(Extracted data entries)
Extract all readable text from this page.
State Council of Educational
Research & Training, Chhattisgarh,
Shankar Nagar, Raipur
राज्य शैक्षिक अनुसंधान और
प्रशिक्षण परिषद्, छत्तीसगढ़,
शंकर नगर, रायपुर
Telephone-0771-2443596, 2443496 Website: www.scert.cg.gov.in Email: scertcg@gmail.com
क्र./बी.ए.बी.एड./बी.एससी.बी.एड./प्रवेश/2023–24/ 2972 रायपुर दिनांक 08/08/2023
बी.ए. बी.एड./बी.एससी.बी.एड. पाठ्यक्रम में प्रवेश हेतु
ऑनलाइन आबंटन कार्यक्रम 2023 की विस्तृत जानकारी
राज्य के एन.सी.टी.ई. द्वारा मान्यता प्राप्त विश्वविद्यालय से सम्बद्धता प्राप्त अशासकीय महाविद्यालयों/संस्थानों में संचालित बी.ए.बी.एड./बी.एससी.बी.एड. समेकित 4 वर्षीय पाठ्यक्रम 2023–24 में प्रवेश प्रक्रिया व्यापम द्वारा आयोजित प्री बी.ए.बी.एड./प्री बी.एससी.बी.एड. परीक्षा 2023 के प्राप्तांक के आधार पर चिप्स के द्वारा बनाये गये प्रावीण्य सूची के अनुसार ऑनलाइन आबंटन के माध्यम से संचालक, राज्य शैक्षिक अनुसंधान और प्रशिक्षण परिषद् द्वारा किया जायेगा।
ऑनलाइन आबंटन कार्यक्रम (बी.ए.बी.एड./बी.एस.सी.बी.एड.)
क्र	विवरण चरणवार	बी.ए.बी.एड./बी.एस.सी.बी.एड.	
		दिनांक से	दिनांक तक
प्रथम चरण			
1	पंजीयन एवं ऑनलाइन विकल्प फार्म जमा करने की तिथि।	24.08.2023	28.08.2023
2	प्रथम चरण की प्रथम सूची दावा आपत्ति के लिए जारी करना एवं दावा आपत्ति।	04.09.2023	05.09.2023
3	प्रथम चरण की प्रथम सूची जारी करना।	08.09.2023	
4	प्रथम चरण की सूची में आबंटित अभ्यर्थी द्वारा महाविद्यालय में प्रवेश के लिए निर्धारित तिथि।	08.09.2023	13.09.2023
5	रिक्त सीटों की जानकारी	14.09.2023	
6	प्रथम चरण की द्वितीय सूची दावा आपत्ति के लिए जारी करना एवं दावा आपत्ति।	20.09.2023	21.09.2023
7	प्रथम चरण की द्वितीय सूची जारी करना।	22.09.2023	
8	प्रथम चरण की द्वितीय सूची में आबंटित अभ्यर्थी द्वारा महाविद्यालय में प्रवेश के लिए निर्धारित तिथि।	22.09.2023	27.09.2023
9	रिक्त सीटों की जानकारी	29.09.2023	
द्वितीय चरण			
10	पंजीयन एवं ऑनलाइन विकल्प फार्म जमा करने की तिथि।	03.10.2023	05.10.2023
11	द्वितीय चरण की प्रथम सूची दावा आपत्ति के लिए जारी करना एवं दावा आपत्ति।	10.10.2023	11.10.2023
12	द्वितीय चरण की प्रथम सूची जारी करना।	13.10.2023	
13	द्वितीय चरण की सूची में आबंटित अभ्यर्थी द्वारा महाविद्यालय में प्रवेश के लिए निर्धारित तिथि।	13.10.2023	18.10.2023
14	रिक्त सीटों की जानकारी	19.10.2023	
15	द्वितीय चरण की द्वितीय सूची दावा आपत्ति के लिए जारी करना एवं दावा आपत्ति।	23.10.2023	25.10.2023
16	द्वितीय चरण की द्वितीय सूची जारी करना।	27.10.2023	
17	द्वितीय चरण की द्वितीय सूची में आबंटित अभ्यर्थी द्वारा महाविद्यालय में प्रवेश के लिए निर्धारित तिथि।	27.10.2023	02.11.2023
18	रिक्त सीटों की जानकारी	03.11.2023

Aim.
Word for word, write out the data.

Full solution.
Extract all readable text from this page.
State Council of Educational
Research & Training, Chhattisgarh,
Shankar Nagar, Raipur
राज्य शैक्षिक अनुसंधान और
प्रशिक्षण परिषद्, छत्तीसगढ़,
शंकर नगर, रायपुर
Telephone-0771-2443596, 2443496 Website: www.scert.cg.gov.in Email: scertcg@gmail.com
क्र./बी.ए.बी.एड./बी.एससी.बी.एड./प्रवेश/2023–24/ 2972 रायपुर दिनांक 08/08/2023
बी.ए. बी.एड./बी.एससी.बी.एड. पाठ्यक्रम में प्रवेश हेतु
ऑनलाइन आबंटन कार्यक्रम 2023 की विस्तृत जानकारी
राज्य के एन.सी.टी.ई. द्वारा मान्यता प्राप्त विश्वविद्यालय से सम्बद्धता प्राप्त अशासकीय महाविद्यालयों/संस्थानों में संचालित बी.ए.बी.एड./बी.एससी.बी.एड. समेकित 4 वर्षीय पाठ्यक्रम 2023–24 में प्रवेश प्रक्रिया व्यापम द्वारा आयोजित प्री बी.ए.बी.एड./प्री बी.एससी.बी.एड. परीक्षा 2023 के प्राप्तांक के आधार पर चिप्स के द्वारा बनाये गये प्रावीण्य सूची के अनुसार ऑनलाइन आबंटन के माध्यम से संचालक, राज्य शैक्षिक अनुसंधान और प्रशिक्षण परिषद् द्वारा किया जायेगा।
ऑनलाइन आबंटन कार्यक्रम (बी.ए.बी.एड./बी.एस.सी.बी.एड.)
क्र	विवरण चरणवार	बी.ए.बी.एड./बी.एस.सी.बी.एड.	
		दिनांक से	दिनांक तक
प्रथम चरण			
1	पंजीयन एवं ऑनलाइन विकल्प फार्म जमा करने की तिथि।	24.08.2023	28.08.2023
2	प्रथम चरण की प्रथम सूची दावा आपत्ति के लिए जारी करना एवं दावा आपत्ति।	04.09.2023	05.09.2023
3	प्रथम चरण की प्रथम सूची जारी करना।	08.09.2023	
4	प्रथम चरण की सूची में आबंटित अभ्यर्थी द्वारा महाविद्यालय में प्रवेश के लिए निर्धारित तिथि।	08.09.2023	13.09.2023
5	रिक्त सीटों की जानकारी	14.09.2023	
6	प्रथम चरण की द्वितीय सूची दावा आपत्ति के लिए जारी करना एवं दावा आपत्ति।	20.09.2023	21.09.2023
7	प्रथम चरण की द्वितीय सूची जारी करना।	22.09.2023	
8	प्रथम चरण की द्वितीय सूची में आबंटित अभ्यर्थी द्वारा महाविद्यालय में प्रवेश के लिए निर्धारित तिथि।	22.09.2023	27.09.2023
9	रिक्त सीटों की जानकारी	29.09.2023	
द्वितीय चरण			
10	पंजीयन एवं ऑनलाइन विकल्प फार्म जमा करने की तिथि।	03.10.2023	05.10.2023
11	द्वितीय चरण की प्रथम सूची दावा आपत्ति के लिए जारी करना एवं दावा आपत्ति।	10.10.2023	11.10.2023
12	द्वितीय चरण की प्रथम सूची जारी करना।	13.10.2023	
13	द्वितीय चरण की सूची में आबंटित अभ्यर्थी द्वारा महाविद्यालय में प्रवेश के लिए निर्धारित तिथि।	13.10.2023	18.10.2023
14	रिक्त सीटों की जानकारी	19.10.2023	
15	द्वितीय चरण की द्वितीय सूची दावा आपत्ति के लिए जारी करना एवं दावा आपत्ति।	23.10.2023	25.10.2023
16	द्वितीय चरण की द्वितीय सूची जारी करना।	27.10.2023	
17	द्वितीय चरण की द्वितीय सूची में आबंटित अभ्यर्थी द्वारा महाविद्यालय में प्रवेश के लिए निर्धारित तिथि।	27.10.2023	02.11.2023
18	रिक्त सीटों की जानकारी	03.11.2023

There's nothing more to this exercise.